— Start of Entries provided —
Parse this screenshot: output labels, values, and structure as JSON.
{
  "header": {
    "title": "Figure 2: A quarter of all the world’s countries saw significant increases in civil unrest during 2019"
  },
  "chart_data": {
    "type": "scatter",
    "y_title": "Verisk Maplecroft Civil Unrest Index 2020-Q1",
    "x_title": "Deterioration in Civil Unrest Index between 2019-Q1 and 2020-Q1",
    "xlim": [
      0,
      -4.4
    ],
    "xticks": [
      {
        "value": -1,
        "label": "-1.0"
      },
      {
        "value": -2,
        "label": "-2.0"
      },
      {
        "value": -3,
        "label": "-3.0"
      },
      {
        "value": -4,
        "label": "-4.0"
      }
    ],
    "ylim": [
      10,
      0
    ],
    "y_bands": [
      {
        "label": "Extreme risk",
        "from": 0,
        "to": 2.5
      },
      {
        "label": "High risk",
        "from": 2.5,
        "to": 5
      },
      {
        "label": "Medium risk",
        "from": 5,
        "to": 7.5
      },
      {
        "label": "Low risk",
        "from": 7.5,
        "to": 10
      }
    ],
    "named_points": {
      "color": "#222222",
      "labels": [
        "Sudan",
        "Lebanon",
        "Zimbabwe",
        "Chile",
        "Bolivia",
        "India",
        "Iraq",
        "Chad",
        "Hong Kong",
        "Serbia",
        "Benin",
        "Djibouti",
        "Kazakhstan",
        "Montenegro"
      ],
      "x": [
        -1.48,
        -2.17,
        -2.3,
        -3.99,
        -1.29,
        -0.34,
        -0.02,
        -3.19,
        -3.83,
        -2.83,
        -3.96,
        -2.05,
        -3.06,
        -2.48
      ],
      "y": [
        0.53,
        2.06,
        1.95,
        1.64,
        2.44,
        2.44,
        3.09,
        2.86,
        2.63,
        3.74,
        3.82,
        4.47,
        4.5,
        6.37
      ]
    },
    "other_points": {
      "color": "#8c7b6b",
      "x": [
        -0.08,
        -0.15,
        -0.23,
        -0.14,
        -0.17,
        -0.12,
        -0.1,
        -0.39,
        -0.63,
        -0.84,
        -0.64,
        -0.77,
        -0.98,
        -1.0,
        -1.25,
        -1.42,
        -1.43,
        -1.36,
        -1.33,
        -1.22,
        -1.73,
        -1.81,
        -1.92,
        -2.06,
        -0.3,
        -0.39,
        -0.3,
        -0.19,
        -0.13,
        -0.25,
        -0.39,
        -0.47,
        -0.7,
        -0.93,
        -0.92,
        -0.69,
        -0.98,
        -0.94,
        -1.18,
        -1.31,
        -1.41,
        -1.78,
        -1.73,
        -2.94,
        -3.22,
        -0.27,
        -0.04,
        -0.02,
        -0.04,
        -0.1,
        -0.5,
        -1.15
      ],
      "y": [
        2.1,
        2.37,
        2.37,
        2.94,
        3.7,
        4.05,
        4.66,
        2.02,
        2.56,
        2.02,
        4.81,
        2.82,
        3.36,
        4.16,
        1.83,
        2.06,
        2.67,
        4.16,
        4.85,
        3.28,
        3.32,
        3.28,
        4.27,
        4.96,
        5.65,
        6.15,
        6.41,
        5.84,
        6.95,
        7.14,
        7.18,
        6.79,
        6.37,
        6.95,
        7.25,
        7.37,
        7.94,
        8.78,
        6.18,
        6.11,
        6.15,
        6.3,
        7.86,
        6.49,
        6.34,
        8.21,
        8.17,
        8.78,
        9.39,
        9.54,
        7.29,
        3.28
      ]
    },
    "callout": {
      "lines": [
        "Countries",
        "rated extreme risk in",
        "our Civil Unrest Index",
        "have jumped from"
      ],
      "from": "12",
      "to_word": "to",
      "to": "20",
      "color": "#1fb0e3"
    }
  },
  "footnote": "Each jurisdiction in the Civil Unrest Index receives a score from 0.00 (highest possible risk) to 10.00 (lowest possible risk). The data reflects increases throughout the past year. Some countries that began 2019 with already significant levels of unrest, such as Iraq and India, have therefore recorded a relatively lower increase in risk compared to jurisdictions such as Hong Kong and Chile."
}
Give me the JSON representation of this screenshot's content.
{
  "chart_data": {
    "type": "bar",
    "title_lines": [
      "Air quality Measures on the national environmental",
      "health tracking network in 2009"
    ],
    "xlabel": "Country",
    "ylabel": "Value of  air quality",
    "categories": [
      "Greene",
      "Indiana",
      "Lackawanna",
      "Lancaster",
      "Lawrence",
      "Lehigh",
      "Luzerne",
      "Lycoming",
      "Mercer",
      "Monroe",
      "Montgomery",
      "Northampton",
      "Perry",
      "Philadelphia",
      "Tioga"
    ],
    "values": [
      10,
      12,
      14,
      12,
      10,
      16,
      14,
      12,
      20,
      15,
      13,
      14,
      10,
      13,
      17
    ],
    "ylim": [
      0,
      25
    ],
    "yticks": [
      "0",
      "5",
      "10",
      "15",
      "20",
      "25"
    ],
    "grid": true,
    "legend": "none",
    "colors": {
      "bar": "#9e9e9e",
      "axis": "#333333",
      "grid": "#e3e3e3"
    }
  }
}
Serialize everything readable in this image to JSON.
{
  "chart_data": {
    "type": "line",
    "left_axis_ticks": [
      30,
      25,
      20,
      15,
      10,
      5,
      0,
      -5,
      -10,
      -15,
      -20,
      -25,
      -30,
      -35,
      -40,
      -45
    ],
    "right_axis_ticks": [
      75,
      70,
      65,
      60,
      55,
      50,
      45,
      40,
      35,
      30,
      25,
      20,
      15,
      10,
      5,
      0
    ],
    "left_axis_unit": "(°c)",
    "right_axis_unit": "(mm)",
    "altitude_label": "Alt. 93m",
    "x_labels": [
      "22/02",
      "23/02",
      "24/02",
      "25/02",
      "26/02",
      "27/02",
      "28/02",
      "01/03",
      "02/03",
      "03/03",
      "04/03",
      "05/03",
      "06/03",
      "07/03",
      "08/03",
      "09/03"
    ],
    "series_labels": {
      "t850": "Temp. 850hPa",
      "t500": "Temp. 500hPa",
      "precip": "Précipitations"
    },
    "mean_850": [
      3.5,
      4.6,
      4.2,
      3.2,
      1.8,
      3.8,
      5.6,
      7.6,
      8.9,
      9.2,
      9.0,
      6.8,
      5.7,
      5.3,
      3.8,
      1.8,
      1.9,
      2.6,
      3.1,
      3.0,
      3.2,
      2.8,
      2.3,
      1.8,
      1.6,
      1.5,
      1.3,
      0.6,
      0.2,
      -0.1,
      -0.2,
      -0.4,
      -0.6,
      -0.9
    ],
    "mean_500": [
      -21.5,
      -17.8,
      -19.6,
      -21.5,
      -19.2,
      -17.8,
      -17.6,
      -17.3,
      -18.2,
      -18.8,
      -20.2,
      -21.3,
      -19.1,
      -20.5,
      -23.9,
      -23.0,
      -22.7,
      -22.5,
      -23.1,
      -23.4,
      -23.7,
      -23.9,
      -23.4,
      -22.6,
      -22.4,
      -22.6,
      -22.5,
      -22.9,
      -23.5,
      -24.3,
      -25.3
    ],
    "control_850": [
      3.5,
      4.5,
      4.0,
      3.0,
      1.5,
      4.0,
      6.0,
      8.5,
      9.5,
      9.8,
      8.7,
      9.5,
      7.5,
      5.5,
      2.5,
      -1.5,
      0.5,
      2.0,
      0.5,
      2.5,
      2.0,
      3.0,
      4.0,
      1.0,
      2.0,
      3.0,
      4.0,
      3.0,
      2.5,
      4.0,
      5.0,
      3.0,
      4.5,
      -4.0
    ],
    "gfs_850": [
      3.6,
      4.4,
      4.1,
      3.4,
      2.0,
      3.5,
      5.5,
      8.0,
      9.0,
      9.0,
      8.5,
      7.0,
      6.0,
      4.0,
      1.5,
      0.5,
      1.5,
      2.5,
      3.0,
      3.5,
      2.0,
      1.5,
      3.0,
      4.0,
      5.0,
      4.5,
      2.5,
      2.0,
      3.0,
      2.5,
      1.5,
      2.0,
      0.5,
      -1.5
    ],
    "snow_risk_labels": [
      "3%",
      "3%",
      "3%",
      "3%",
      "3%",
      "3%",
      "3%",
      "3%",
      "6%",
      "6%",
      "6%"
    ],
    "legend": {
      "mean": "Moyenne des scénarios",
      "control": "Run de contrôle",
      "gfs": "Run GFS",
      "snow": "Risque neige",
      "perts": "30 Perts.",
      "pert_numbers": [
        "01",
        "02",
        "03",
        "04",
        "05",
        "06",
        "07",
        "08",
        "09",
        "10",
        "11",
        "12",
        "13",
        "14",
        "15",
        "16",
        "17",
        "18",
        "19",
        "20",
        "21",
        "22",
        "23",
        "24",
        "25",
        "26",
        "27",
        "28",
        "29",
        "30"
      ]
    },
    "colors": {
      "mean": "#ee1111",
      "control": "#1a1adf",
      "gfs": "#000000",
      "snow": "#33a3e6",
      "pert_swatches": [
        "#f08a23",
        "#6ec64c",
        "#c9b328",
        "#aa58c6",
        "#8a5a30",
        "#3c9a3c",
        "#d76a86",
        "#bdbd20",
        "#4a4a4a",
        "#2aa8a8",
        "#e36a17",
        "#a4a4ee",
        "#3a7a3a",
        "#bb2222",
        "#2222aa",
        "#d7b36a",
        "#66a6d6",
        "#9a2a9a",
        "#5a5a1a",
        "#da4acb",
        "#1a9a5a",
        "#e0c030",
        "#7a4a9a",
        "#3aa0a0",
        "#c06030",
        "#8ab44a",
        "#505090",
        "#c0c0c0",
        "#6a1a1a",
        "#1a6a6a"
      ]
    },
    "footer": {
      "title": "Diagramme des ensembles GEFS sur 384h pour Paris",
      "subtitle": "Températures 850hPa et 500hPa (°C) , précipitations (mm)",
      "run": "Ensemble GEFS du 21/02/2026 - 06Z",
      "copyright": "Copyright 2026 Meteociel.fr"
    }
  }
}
— End of Entries provided —
__Directions for this task__:
In the records above, find each line holding "Iraq" and copy it.

__Output for this task__:
        "Iraq",
  "footnote": "Each jurisdiction in the Civil Unrest Index receives a score from 0.00 (highest possible risk) to 10.00 (lowest possible risk). The data reflects increases throughout the past year. Some countries that began 2019 with already significant levels of unrest, such as Iraq and India, have therefore recorded a relatively lower increase in risk compared to jurisdictions such as Hong Kong and Chile."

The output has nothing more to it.